/---
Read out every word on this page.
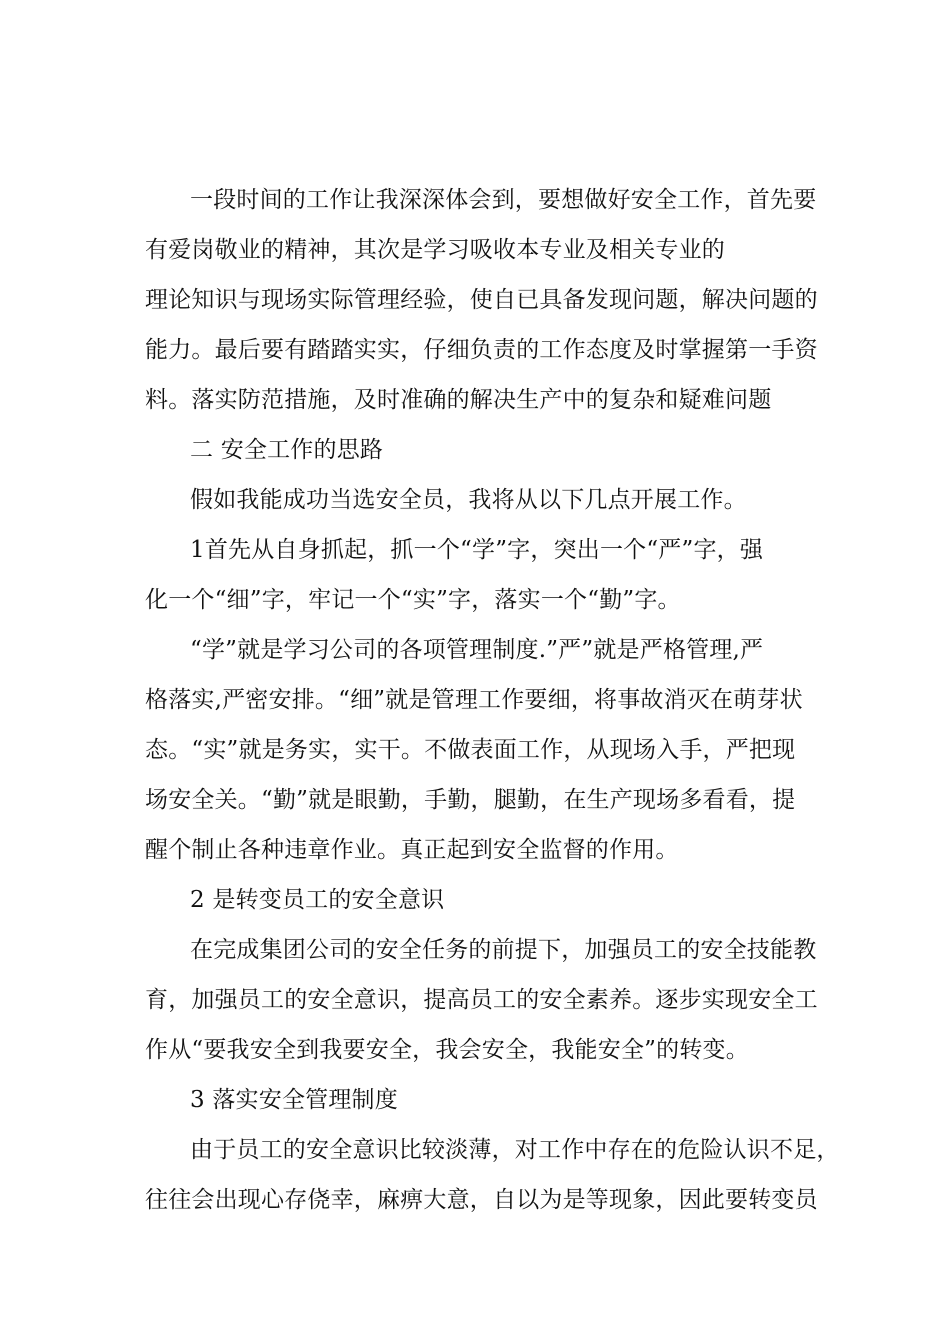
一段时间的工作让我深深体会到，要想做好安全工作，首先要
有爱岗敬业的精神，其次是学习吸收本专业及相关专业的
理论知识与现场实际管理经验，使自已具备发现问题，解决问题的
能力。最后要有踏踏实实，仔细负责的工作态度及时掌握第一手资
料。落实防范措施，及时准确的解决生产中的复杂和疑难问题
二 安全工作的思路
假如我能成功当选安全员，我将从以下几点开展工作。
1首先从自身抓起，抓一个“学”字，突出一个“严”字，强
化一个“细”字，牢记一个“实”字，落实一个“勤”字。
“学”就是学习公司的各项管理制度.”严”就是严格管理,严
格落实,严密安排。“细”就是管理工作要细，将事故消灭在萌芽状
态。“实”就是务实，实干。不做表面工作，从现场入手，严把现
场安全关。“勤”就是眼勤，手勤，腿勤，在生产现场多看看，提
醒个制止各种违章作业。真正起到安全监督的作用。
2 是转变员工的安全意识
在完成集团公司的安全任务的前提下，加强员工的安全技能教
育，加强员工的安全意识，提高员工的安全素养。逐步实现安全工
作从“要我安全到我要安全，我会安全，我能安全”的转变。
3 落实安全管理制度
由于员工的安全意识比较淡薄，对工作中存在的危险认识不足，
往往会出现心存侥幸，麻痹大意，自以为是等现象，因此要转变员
\---
/---
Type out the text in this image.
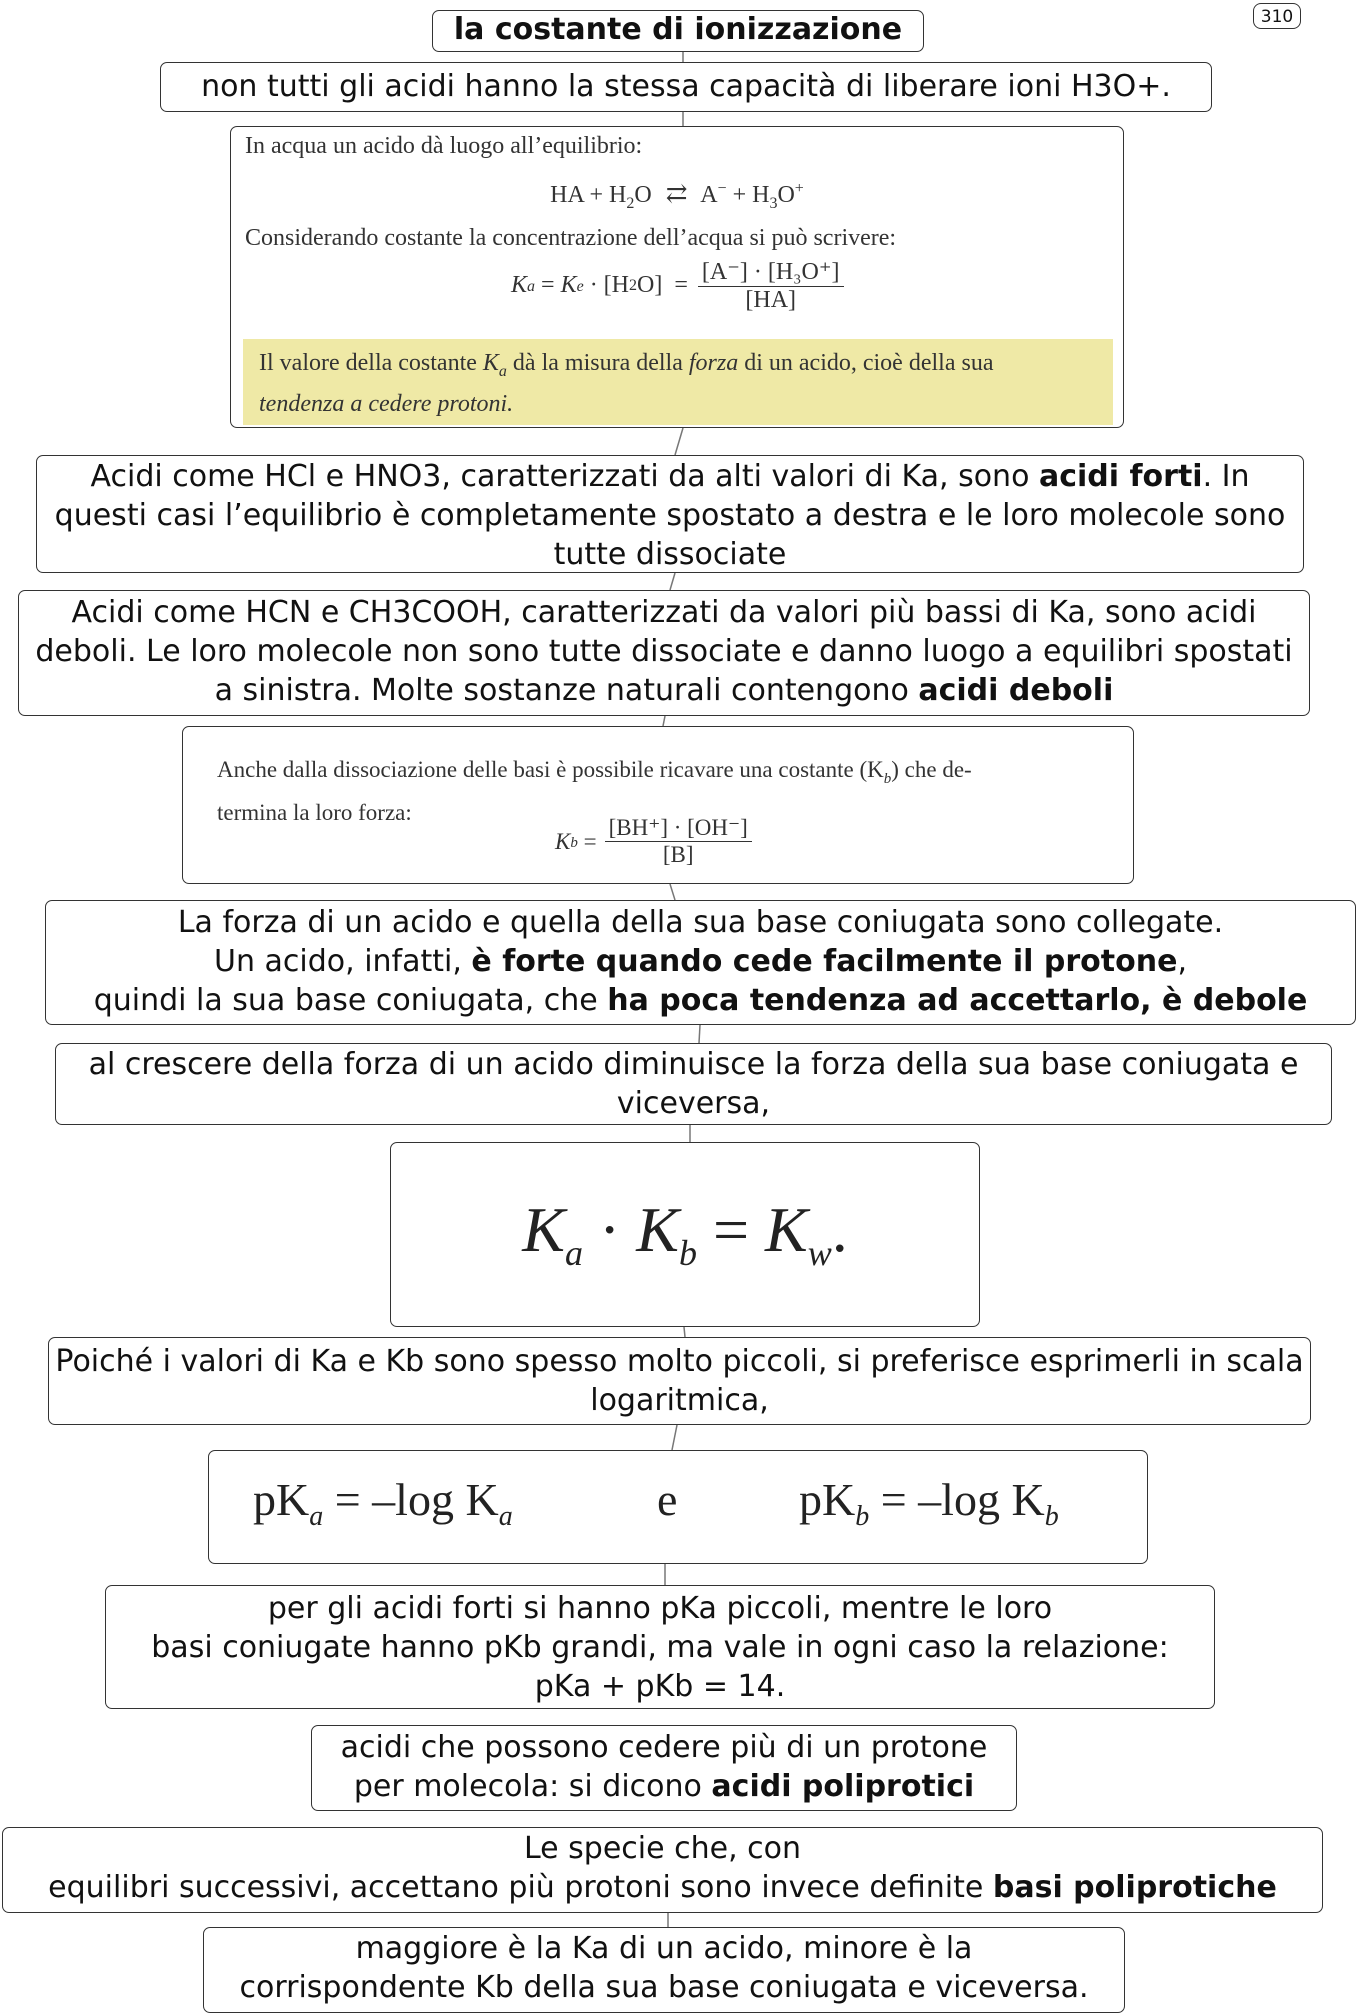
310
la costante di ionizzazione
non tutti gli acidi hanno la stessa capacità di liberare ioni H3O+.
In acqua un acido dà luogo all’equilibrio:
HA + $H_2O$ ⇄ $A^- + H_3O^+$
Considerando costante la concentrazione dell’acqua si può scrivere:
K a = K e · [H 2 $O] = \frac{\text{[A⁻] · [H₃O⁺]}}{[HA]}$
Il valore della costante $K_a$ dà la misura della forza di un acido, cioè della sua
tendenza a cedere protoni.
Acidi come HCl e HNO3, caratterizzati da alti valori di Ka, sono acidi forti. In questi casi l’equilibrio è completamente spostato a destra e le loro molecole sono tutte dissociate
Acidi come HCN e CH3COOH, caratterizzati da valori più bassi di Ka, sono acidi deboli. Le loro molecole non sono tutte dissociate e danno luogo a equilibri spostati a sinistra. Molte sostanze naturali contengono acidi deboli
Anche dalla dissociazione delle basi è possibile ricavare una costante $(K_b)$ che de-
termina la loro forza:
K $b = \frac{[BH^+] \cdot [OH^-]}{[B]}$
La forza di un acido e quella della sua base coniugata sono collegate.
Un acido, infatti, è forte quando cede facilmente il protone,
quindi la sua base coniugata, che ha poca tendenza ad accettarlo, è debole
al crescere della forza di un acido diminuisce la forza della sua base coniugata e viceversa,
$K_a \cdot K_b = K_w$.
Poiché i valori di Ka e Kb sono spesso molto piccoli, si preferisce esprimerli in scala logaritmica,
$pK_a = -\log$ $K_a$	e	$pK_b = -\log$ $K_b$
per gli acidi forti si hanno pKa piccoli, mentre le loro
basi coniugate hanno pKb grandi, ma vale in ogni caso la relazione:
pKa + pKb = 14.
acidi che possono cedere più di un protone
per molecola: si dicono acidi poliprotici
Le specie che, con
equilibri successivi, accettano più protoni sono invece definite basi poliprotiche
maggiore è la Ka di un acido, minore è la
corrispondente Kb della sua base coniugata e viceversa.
\---
/---
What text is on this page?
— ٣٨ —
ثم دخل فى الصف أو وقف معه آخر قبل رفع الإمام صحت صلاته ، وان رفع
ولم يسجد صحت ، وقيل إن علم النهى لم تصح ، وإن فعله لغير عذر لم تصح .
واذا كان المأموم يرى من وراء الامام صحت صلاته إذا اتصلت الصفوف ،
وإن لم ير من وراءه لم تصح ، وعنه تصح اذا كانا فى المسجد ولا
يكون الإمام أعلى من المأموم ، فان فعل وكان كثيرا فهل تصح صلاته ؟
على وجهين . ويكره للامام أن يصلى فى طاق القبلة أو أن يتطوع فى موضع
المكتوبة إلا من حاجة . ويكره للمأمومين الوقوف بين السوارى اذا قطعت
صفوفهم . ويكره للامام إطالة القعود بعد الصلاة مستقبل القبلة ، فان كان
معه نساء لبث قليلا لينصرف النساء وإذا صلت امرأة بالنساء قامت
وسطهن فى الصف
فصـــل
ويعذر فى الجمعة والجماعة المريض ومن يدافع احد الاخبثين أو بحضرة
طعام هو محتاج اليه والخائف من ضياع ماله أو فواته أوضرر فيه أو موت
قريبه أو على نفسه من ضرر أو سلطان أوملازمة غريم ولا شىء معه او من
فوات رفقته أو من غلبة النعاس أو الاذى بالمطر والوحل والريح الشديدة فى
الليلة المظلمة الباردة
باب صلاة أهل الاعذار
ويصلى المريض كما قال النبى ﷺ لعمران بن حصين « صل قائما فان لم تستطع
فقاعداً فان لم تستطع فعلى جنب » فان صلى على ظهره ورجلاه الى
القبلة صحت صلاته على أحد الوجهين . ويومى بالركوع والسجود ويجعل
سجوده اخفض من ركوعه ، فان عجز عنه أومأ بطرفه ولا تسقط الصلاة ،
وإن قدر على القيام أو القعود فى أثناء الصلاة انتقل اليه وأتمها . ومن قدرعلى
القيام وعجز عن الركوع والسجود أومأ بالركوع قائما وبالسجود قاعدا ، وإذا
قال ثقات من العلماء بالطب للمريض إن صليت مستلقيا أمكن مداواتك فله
\---
### Exercise details
Search the entries for the word "frac" and pick out every line that holds it.

### Solution for this problem
K a = K e · [H 2 $O] = \frac{\text{[A⁻] · [H₃O⁺]}}{[HA]}$
K $b = \frac{[BH^+] \cdot [OH^-]}{[B]}$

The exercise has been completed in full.